§ **What the exercise asks**
Counting case-sensitively, how many lines of the data below contain the word "Text"? Give only the number.

§ **Records to process**
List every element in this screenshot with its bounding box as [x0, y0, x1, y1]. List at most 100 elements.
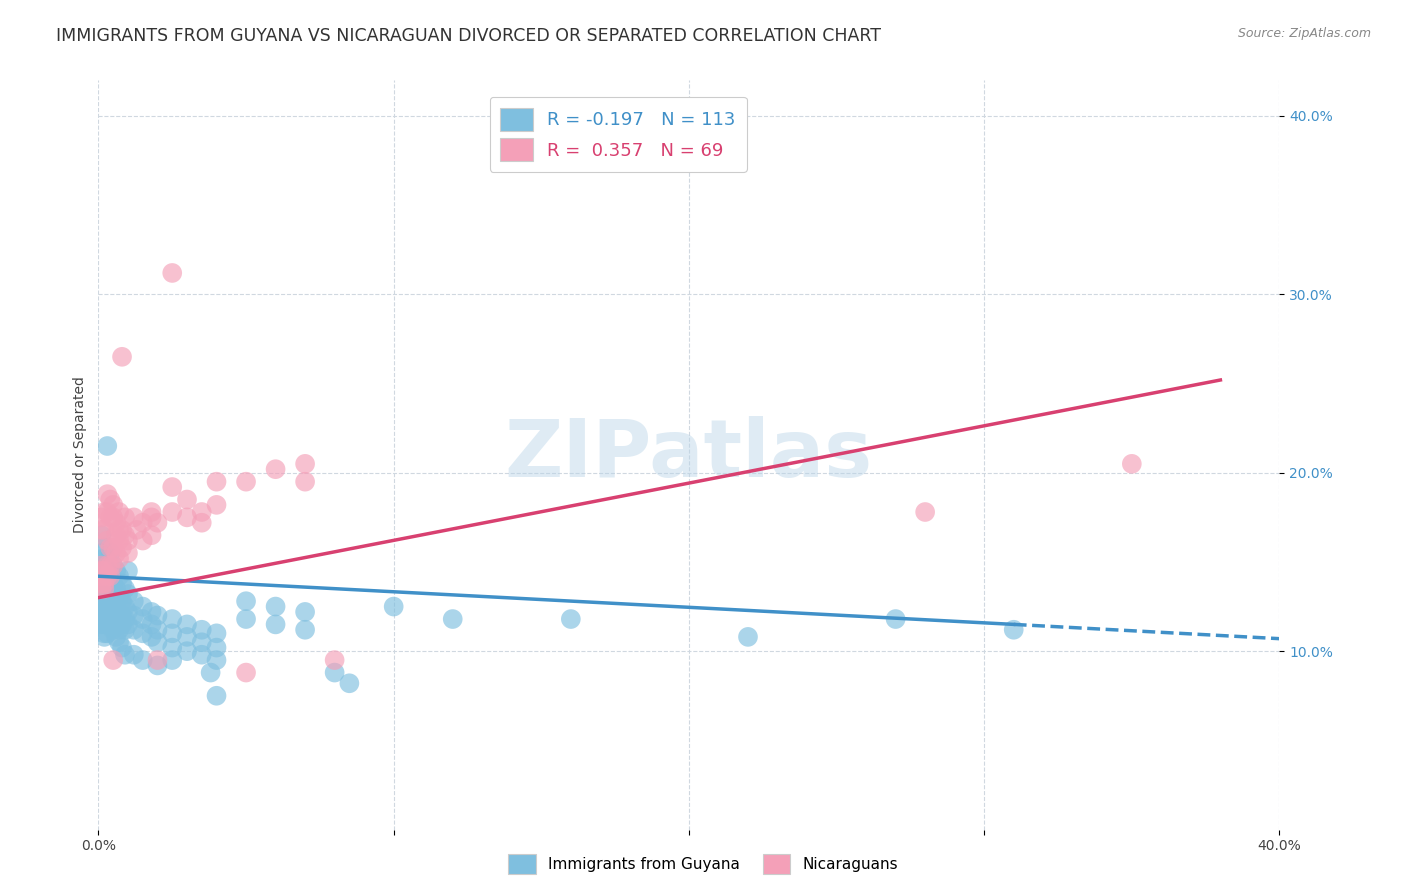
Point	[108, 569, 131, 583]
Point	[93, 582, 115, 596]
Point	[382, 599, 405, 614]
Point	[162, 505, 183, 519]
Point	[90, 605, 112, 619]
Point	[90, 510, 112, 524]
Point	[294, 605, 316, 619]
Point	[1002, 623, 1025, 637]
Text: Source: ZipAtlas.com: Source: ZipAtlas.com	[1237, 27, 1371, 40]
Point	[176, 630, 198, 644]
Point	[96, 612, 118, 626]
Point	[96, 573, 118, 587]
Point	[103, 623, 125, 637]
Point	[98, 587, 121, 601]
Point	[132, 653, 155, 667]
Point	[90, 576, 112, 591]
Point	[205, 640, 228, 655]
Point	[90, 612, 112, 626]
Point	[103, 498, 125, 512]
Point	[103, 541, 125, 555]
Point	[117, 605, 139, 619]
Point	[235, 665, 257, 680]
Point	[96, 439, 118, 453]
Point	[235, 612, 257, 626]
Point	[191, 635, 214, 649]
Point	[235, 594, 257, 608]
Point	[90, 617, 112, 632]
Point	[914, 505, 936, 519]
Point	[98, 510, 121, 524]
Point	[146, 608, 169, 623]
Point	[96, 564, 118, 578]
Point	[108, 612, 131, 626]
Point	[884, 612, 907, 626]
Point	[98, 558, 121, 573]
Point	[114, 599, 136, 614]
Point	[105, 582, 128, 596]
Point	[96, 533, 118, 548]
Point	[117, 564, 139, 578]
Point	[108, 505, 131, 519]
Point	[323, 653, 346, 667]
Point	[93, 630, 115, 644]
Point	[90, 587, 112, 601]
Point	[191, 516, 214, 530]
Point	[146, 658, 169, 673]
Point	[117, 587, 139, 601]
Point	[98, 617, 121, 632]
Point	[560, 612, 582, 626]
Point	[96, 558, 118, 573]
Point	[93, 612, 115, 626]
Point	[105, 630, 128, 644]
Point	[441, 612, 464, 626]
Point	[90, 576, 112, 591]
Point	[105, 546, 128, 560]
Point	[108, 605, 131, 619]
Text: ZIPatlas: ZIPatlas	[505, 416, 873, 494]
Point	[176, 617, 198, 632]
Point	[191, 623, 214, 637]
Point	[96, 487, 118, 501]
Point	[162, 266, 183, 280]
Point	[235, 475, 257, 489]
Point	[105, 516, 128, 530]
Point	[90, 564, 112, 578]
Point	[162, 626, 183, 640]
Point	[111, 523, 134, 537]
Point	[162, 640, 183, 655]
Point	[103, 605, 125, 619]
Point	[111, 608, 134, 623]
Point	[264, 599, 287, 614]
Point	[114, 648, 136, 662]
Point	[93, 605, 115, 619]
Point	[146, 635, 169, 649]
Point	[205, 689, 228, 703]
Point	[105, 528, 128, 542]
Point	[114, 623, 136, 637]
Point	[141, 505, 163, 519]
Point	[90, 582, 112, 596]
Point	[108, 635, 131, 649]
Point	[294, 457, 316, 471]
Point	[264, 462, 287, 476]
Point	[103, 612, 125, 626]
Point	[98, 569, 121, 583]
Point	[122, 510, 145, 524]
Point	[93, 558, 115, 573]
Point	[111, 594, 134, 608]
Point	[122, 608, 145, 623]
Point	[103, 582, 125, 596]
Point	[93, 626, 115, 640]
Point	[205, 498, 228, 512]
Text: IMMIGRANTS FROM GUYANA VS NICARAGUAN DIVORCED OR SEPARATED CORRELATION CHART: IMMIGRANTS FROM GUYANA VS NICARAGUAN DIV…	[56, 27, 882, 45]
Point	[205, 475, 228, 489]
Point	[93, 505, 115, 519]
Point	[103, 576, 125, 591]
Point	[98, 569, 121, 583]
Point	[96, 505, 118, 519]
Point	[114, 612, 136, 626]
Point	[125, 523, 148, 537]
Point	[103, 653, 125, 667]
Point	[93, 576, 115, 591]
Point	[191, 648, 214, 662]
Point	[323, 665, 346, 680]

§ **Answer below**
3